## Szczegóły zadania:
Zaktualizuj fragment rekordów od ich początku do wiersza z „- diff-map-border: [366, 610, 658, 902]” włącznie: przepisz go w całości, zastępując „left-colorbar-tick-label” przez „lower-colorbar-tick-label” i nie zmieniając niczego poza tym.

## Fragmenty danych:

+++

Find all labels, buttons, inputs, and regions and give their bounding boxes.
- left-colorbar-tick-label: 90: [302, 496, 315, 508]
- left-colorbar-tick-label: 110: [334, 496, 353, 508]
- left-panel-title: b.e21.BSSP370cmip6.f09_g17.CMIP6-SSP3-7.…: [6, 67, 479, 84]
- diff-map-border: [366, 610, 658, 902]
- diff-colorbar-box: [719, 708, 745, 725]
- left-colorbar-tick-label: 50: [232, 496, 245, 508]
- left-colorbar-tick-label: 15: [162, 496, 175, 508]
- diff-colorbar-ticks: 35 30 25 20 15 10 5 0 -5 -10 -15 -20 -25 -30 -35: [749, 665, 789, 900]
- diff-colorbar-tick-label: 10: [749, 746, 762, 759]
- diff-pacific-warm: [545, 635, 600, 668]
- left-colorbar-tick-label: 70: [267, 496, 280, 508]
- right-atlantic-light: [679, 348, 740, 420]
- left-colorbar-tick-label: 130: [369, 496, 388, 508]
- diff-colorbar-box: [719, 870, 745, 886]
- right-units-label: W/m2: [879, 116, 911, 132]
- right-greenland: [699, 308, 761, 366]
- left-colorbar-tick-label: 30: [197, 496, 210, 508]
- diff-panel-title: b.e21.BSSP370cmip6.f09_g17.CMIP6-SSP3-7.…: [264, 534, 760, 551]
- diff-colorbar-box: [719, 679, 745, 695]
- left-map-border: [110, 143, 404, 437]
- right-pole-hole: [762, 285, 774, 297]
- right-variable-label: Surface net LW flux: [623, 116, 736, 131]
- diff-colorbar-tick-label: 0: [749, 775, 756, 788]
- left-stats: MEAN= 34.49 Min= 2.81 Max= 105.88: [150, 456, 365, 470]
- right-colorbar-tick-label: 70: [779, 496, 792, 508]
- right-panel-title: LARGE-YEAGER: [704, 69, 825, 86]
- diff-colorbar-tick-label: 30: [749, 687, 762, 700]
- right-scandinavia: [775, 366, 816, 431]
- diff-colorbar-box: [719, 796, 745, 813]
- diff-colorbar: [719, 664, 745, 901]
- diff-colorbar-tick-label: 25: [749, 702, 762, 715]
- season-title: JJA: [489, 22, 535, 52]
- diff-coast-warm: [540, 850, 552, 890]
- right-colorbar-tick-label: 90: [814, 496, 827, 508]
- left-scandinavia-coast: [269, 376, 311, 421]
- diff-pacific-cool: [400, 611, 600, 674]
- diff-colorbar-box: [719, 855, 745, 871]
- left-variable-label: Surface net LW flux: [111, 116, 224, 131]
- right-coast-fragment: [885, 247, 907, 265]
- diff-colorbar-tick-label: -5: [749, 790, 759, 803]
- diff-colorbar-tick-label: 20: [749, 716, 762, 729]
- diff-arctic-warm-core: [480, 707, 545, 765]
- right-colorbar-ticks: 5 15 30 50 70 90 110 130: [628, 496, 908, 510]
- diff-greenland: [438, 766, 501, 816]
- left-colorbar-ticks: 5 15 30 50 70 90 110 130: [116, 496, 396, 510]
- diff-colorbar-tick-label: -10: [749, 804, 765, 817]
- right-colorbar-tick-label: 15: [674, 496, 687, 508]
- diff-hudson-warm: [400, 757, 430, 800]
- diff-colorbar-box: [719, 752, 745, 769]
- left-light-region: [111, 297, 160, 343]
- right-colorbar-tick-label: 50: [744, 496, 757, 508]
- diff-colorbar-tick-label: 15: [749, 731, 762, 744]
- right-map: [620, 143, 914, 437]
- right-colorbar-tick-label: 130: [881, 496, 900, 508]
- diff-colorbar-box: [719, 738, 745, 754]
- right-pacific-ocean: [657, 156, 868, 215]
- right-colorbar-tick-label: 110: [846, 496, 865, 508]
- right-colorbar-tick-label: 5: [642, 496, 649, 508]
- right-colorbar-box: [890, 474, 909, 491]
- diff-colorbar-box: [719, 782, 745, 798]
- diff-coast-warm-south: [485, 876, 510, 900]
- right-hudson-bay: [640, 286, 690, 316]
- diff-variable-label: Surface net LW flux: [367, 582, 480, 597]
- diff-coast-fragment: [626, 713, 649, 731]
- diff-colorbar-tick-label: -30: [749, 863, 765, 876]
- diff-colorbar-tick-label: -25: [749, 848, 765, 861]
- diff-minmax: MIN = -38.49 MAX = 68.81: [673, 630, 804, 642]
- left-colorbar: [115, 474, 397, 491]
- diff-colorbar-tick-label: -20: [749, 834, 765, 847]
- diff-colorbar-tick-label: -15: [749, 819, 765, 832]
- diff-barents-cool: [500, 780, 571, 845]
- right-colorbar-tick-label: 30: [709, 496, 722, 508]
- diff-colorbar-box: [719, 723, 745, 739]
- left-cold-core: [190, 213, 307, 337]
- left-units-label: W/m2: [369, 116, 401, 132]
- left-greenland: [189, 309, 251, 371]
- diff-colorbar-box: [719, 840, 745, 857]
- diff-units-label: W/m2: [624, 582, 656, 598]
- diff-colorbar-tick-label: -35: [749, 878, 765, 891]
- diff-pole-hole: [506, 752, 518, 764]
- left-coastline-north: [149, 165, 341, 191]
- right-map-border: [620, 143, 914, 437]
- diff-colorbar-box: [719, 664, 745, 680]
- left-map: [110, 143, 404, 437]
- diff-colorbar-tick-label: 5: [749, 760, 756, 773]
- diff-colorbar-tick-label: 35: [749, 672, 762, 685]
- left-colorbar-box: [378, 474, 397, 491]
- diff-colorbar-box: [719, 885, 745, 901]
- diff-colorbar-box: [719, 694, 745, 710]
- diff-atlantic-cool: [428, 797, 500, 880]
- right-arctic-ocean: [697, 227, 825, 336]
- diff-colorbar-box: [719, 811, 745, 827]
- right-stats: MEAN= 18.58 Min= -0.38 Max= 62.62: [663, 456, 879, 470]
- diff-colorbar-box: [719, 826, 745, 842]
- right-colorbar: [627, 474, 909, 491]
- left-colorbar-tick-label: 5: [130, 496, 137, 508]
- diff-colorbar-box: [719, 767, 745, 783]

+++

## Rozwiązanie:
Find all labels, buttons, inputs, and regions and give their bounding boxes.
- lower-colorbar-tick-label: 90: [302, 496, 315, 508]
- lower-colorbar-tick-label: 110: [334, 496, 353, 508]
- left-panel-title: b.e21.BSSP370cmip6.f09_g17.CMIP6-SSP3-7.…: [6, 67, 479, 84]
- diff-map-border: [366, 610, 658, 902]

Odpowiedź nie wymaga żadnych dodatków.